* _Written request_
Set out each line from the following listing that includes the word "color".
╭─ Records supplied
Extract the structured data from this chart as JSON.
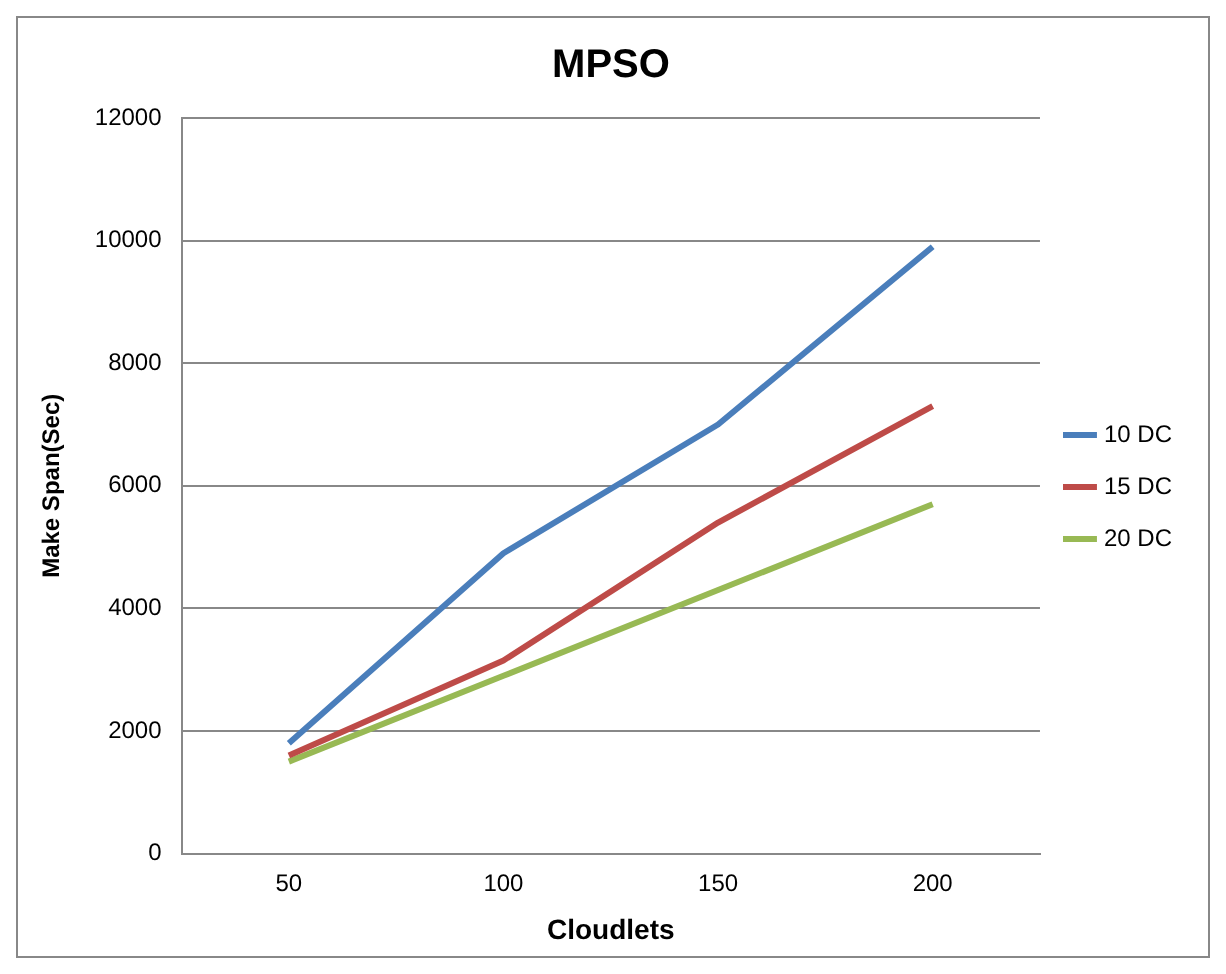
{
  "chart_data": {
    "type": "line",
    "title": "MPSO",
    "xlabel": "Cloudlets",
    "ylabel": "Make Span(Sec)",
    "categories": [
      "50",
      "100",
      "150",
      "200"
    ],
    "series": [
      {
        "name": "10 DC",
        "color": "#4a7ebb",
        "values": [
          1800,
          4900,
          7000,
          9900
        ]
      },
      {
        "name": "15 DC",
        "color": "#be4b48",
        "values": [
          1600,
          3150,
          5400,
          7300
        ]
      },
      {
        "name": "20 DC",
        "color": "#98b954",
        "values": [
          1500,
          2900,
          4300,
          5700
        ]
      }
    ],
    "ylim": [
      0,
      12000
    ],
    "yticks": [
      0,
      2000,
      4000,
      6000,
      8000,
      10000,
      12000
    ],
    "grid": "y",
    "legend": "right",
    "marker": "none",
    "line_style": "solid"
  }
}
╰─
* _Exercise solution_
        "color": "#4a7ebb",
        "color": "#be4b48",
        "color": "#98b954",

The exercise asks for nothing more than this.